What you have to do:
Please repeat all of the listing exactly.

[Start of Supplied material]

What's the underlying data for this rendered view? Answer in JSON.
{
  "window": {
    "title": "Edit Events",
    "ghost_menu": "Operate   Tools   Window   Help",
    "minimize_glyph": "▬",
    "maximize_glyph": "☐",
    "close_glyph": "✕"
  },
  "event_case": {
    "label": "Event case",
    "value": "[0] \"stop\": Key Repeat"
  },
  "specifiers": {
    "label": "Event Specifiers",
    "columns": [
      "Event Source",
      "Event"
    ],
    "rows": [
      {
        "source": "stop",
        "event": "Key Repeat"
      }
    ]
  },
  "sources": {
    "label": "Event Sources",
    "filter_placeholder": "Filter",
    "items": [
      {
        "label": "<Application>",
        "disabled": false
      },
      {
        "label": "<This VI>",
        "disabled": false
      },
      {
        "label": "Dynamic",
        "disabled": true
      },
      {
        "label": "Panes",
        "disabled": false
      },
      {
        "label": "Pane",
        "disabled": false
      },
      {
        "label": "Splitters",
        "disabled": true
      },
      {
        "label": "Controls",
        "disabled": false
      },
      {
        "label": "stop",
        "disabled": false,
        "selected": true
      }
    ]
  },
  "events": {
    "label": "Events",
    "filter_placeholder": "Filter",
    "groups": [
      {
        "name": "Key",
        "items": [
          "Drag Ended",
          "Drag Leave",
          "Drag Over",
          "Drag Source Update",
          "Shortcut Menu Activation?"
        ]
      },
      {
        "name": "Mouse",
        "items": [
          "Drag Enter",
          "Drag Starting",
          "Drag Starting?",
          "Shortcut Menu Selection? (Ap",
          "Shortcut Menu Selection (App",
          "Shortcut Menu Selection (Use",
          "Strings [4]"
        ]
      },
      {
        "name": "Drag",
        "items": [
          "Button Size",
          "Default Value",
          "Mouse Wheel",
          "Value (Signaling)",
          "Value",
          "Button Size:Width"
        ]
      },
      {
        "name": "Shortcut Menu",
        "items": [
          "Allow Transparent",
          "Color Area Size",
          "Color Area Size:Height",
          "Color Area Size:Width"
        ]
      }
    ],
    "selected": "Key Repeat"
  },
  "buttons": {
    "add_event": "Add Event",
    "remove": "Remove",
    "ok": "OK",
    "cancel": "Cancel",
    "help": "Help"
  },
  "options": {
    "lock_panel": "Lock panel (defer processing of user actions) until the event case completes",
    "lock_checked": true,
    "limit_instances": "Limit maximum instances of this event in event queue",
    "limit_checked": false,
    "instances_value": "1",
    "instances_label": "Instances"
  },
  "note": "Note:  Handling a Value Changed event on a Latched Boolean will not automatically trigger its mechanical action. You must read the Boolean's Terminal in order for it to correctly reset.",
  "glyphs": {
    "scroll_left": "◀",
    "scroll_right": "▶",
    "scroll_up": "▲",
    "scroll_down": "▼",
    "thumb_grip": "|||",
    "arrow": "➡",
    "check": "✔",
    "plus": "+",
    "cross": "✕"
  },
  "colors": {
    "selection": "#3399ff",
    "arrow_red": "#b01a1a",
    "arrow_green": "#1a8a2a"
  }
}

[End of Supplied material]

Written answer:
What's the underlying data for this rendered view? Answer in JSON.
{
  "window": {
    "title": "Edit Events",
    "ghost_menu": "Operate   Tools   Window   Help",
    "minimize_glyph": "▬",
    "maximize_glyph": "☐",
    "close_glyph": "✕"
  },
  "event_case": {
    "label": "Event case",
    "value": "[0] \"stop\": Key Repeat"
  },
  "specifiers": {
    "label": "Event Specifiers",
    "columns": [
      "Event Source",
      "Event"
    ],
    "rows": [
      {
        "source": "stop",
        "event": "Key Repeat"
      }
    ]
  },
  "sources": {
    "label": "Event Sources",
    "filter_placeholder": "Filter",
    "items": [
      {
        "label": "<Application>",
        "disabled": false
      },
      {
        "label": "<This VI>",
        "disabled": false
      },
      {
        "label": "Dynamic",
        "disabled": true
      },
      {
        "label": "Panes",
        "disabled": false
      },
      {
        "label": "Pane",
        "disabled": false
      },
      {
        "label": "Splitters",
        "disabled": true
      },
      {
        "label": "Controls",
        "disabled": false
      },
      {
        "label": "stop",
        "disabled": false,
        "selected": true
      }
    ]
  },
  "events": {
    "label": "Events",
    "filter_placeholder": "Filter",
    "groups": [
      {
        "name": "Key",
        "items": [
          "Drag Ended",
          "Drag Leave",
          "Drag Over",
          "Drag Source Update",
          "Shortcut Menu Activation?"
        ]
      },
      {
        "name": "Mouse",
        "items": [
          "Drag Enter",
          "Drag Starting",
          "Drag Starting?",
          "Shortcut Menu Selection? (Ap",
          "Shortcut Menu Selection (App",
          "Shortcut Menu Selection (Use",
          "Strings [4]"
        ]
      },
      {
        "name": "Drag",
        "items": [
          "Button Size",
          "Default Value",
          "Mouse Wheel",
          "Value (Signaling)",
          "Value",
          "Button Size:Width"
        ]
      },
      {
        "name": "Shortcut Menu",
        "items": [
          "Allow Transparent",
          "Color Area Size",
          "Color Area Size:Height",
          "Color Area Size:Width"
        ]
      }
    ],
    "selected": "Key Repeat"
  },
  "buttons": {
    "add_event": "Add Event",
    "remove": "Remove",
    "ok": "OK",
    "cancel": "Cancel",
    "help": "Help"
  },
  "options": {
    "lock_panel": "Lock panel (defer processing of user actions) until the event case completes",
    "lock_checked": true,
    "limit_instances": "Limit maximum instances of this event in event queue",
    "limit_checked": false,
    "instances_value": "1",
    "instances_label": "Instances"
  },
  "note": "Note:  Handling a Value Changed event on a Latched Boolean will not automatically trigger its mechanical action. You must read the Boolean's Terminal in order for it to correctly reset.",
  "glyphs": {
    "scroll_left": "◀",
    "scroll_right": "▶",
    "scroll_up": "▲",
    "scroll_down": "▼",
    "thumb_grip": "|||",
    "arrow": "➡",
    "check": "✔",
    "plus": "+",
    "cross": "✕"
  },
  "colors": {
    "selection": "#3399ff",
    "arrow_red": "#b01a1a",
    "arrow_green": "#1a8a2a"
  }
}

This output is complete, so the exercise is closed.